* **Your task**
Extract the full set of records that follows, word for word.

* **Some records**
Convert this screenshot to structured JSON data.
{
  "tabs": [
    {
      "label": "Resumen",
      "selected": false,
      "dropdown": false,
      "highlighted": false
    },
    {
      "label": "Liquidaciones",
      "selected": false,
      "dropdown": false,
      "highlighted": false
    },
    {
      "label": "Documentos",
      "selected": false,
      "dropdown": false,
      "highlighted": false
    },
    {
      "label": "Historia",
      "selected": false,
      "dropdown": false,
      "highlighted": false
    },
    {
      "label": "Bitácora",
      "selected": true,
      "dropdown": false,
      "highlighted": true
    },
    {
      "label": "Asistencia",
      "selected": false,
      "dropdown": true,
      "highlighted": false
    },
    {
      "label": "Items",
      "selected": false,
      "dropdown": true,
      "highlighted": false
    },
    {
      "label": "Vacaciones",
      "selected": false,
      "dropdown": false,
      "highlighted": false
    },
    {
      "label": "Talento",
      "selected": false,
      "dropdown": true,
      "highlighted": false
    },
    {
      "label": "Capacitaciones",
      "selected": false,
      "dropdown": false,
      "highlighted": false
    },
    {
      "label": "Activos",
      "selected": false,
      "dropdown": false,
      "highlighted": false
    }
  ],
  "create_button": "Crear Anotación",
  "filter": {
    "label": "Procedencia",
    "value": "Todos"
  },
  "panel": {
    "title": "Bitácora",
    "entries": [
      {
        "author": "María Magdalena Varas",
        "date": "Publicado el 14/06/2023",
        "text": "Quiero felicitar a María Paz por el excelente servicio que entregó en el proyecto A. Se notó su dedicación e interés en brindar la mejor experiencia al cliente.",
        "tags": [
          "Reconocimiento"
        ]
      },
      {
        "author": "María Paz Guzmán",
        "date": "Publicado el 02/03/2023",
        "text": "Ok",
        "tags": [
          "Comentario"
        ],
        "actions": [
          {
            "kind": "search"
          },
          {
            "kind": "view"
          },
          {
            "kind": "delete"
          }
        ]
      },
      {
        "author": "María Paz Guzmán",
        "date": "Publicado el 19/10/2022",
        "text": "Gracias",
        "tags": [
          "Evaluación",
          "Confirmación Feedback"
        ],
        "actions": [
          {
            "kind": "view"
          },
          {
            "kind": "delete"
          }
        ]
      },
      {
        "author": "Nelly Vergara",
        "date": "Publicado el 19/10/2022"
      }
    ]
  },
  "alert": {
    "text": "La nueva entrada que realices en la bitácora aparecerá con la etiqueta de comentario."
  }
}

* **Complete output**
Convert this screenshot to structured JSON data.
{
  "tabs": [
    {
      "label": "Resumen",
      "selected": false,
      "dropdown": false,
      "highlighted": false
    },
    {
      "label": "Liquidaciones",
      "selected": false,
      "dropdown": false,
      "highlighted": false
    },
    {
      "label": "Documentos",
      "selected": false,
      "dropdown": false,
      "highlighted": false
    },
    {
      "label": "Historia",
      "selected": false,
      "dropdown": false,
      "highlighted": false
    },
    {
      "label": "Bitácora",
      "selected": true,
      "dropdown": false,
      "highlighted": true
    },
    {
      "label": "Asistencia",
      "selected": false,
      "dropdown": true,
      "highlighted": false
    },
    {
      "label": "Items",
      "selected": false,
      "dropdown": true,
      "highlighted": false
    },
    {
      "label": "Vacaciones",
      "selected": false,
      "dropdown": false,
      "highlighted": false
    },
    {
      "label": "Talento",
      "selected": false,
      "dropdown": true,
      "highlighted": false
    },
    {
      "label": "Capacitaciones",
      "selected": false,
      "dropdown": false,
      "highlighted": false
    },
    {
      "label": "Activos",
      "selected": false,
      "dropdown": false,
      "highlighted": false
    }
  ],
  "create_button": "Crear Anotación",
  "filter": {
    "label": "Procedencia",
    "value": "Todos"
  },
  "panel": {
    "title": "Bitácora",
    "entries": [
      {
        "author": "María Magdalena Varas",
        "date": "Publicado el 14/06/2023",
        "text": "Quiero felicitar a María Paz por el excelente servicio que entregó en el proyecto A. Se notó su dedicación e interés en brindar la mejor experiencia al cliente.",
        "tags": [
          "Reconocimiento"
        ]
      },
      {
        "author": "María Paz Guzmán",
        "date": "Publicado el 02/03/2023",
        "text": "Ok",
        "tags": [
          "Comentario"
        ],
        "actions": [
          {
            "kind": "search"
          },
          {
            "kind": "view"
          },
          {
            "kind": "delete"
          }
        ]
      },
      {
        "author": "María Paz Guzmán",
        "date": "Publicado el 19/10/2022",
        "text": "Gracias",
        "tags": [
          "Evaluación",
          "Confirmación Feedback"
        ],
        "actions": [
          {
            "kind": "view"
          },
          {
            "kind": "delete"
          }
        ]
      },
      {
        "author": "Nelly Vergara",
        "date": "Publicado el 19/10/2022"
      }
    ]
  },
  "alert": {
    "text": "La nueva entrada que realices en la bitácora aparecerá con la etiqueta de comentario."
  }
}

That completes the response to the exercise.